DIRECTION:
In the records below, find each line with the word "Microsoft" and copy it.

>> Start DATA FOR THIS EXERCISE

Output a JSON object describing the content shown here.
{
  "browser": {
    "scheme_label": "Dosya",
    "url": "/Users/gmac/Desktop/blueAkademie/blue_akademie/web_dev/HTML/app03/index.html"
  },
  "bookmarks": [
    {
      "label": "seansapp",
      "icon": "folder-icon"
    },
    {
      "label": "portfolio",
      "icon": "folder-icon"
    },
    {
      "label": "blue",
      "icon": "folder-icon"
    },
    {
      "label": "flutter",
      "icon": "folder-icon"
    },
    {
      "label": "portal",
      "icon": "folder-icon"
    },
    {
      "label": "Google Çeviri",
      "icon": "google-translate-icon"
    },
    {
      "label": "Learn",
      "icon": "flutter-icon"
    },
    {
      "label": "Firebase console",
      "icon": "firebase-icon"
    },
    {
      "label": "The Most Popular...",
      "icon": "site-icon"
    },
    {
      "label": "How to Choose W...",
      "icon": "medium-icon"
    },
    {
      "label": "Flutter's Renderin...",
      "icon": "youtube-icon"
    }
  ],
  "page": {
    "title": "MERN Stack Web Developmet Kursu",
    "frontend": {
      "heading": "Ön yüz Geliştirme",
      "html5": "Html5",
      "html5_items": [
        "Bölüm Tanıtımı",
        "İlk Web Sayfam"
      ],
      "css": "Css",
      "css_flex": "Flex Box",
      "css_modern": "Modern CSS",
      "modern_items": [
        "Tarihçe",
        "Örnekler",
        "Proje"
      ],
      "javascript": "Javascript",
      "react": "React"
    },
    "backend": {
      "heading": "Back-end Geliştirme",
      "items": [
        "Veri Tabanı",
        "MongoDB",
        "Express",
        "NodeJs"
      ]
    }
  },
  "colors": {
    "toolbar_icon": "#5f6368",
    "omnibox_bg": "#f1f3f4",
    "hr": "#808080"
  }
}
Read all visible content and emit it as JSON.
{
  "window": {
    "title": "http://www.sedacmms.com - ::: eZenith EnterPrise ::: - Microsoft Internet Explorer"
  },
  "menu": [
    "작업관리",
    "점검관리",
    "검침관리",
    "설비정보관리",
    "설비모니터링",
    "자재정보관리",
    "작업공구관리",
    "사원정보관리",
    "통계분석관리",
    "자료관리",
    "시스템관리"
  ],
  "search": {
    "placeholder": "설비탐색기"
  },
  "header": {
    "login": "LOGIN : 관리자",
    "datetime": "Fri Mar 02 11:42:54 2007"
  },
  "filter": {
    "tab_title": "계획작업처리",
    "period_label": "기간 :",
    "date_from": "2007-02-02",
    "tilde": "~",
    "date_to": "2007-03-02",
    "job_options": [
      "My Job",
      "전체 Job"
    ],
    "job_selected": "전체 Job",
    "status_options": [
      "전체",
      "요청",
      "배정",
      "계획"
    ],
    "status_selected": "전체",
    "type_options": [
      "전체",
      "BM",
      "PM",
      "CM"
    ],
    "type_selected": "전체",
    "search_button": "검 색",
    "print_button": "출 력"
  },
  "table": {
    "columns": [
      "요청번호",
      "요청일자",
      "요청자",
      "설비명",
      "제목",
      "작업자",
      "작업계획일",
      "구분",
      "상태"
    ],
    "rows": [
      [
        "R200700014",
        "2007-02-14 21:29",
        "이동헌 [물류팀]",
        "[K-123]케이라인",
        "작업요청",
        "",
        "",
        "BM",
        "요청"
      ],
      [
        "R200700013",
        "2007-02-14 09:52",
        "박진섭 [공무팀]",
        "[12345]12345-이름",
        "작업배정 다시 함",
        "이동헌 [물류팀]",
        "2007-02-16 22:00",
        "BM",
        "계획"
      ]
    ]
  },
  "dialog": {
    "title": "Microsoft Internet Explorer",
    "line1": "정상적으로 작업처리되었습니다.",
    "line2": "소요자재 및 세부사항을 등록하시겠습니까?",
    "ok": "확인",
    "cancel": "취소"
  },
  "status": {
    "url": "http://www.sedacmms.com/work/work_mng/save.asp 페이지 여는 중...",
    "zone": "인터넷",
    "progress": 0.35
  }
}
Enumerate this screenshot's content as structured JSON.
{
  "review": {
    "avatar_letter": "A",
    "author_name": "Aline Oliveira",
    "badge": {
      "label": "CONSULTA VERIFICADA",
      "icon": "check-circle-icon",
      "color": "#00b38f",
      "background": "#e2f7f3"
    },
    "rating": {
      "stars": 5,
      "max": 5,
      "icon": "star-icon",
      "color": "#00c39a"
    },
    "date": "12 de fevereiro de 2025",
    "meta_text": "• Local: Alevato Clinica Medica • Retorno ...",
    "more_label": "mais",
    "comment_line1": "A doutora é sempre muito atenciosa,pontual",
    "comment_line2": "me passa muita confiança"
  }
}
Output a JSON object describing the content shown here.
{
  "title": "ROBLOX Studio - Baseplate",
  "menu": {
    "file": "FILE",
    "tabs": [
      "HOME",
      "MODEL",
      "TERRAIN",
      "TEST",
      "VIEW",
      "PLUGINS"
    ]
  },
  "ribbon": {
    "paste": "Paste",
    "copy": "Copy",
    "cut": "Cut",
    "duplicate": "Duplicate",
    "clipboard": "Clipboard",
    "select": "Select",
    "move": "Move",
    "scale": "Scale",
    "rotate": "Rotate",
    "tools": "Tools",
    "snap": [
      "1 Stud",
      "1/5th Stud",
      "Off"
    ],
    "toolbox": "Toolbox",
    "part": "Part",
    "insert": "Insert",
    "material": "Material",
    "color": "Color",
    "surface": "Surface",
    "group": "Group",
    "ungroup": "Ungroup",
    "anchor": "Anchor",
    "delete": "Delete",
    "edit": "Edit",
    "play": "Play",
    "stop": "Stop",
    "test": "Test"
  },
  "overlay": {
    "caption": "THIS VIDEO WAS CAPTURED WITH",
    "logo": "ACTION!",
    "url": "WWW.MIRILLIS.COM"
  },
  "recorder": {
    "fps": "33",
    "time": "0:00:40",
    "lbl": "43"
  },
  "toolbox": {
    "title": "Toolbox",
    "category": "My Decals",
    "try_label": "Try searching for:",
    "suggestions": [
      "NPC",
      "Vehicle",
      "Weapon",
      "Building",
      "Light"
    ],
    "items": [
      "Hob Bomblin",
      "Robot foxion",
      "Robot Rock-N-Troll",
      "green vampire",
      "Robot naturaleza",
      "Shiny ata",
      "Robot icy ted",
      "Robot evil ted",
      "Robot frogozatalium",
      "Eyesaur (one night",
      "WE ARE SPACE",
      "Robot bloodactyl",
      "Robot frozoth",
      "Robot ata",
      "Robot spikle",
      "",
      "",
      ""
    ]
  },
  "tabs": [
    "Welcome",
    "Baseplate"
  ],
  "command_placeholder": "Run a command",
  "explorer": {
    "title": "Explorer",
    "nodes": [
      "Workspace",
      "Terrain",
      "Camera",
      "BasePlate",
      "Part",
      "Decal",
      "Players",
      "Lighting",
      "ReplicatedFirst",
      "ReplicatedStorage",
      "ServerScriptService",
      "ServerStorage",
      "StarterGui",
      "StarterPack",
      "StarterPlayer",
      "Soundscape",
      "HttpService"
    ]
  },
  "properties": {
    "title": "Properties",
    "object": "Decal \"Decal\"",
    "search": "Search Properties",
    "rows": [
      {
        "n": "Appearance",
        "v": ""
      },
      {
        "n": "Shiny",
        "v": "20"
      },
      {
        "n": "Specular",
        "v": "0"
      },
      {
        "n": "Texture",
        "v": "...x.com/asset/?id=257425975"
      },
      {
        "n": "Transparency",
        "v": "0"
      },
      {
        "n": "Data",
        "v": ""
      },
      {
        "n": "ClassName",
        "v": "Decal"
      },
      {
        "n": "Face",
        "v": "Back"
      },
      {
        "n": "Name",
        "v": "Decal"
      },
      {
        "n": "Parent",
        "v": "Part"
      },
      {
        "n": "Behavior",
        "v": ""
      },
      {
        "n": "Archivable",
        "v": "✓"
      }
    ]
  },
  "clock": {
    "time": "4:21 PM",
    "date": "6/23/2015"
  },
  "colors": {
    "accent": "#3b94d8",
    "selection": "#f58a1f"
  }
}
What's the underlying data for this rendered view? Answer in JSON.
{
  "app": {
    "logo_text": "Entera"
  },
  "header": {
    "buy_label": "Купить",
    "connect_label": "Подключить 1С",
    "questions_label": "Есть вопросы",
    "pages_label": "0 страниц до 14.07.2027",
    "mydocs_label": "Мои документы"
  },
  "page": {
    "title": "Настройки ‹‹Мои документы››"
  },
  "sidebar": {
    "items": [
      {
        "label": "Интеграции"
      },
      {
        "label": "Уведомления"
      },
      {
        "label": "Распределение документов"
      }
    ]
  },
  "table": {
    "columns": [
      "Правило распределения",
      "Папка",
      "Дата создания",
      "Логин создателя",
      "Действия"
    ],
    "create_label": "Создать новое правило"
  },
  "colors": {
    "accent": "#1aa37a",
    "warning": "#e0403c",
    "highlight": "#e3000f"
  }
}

>> End DATA FOR THIS EXERCISE

IN RESPONSE:
    "title": "http://www.sedacmms.com - ::: eZenith EnterPrise ::: - Microsoft Internet Explorer"
    "title": "Microsoft Internet Explorer",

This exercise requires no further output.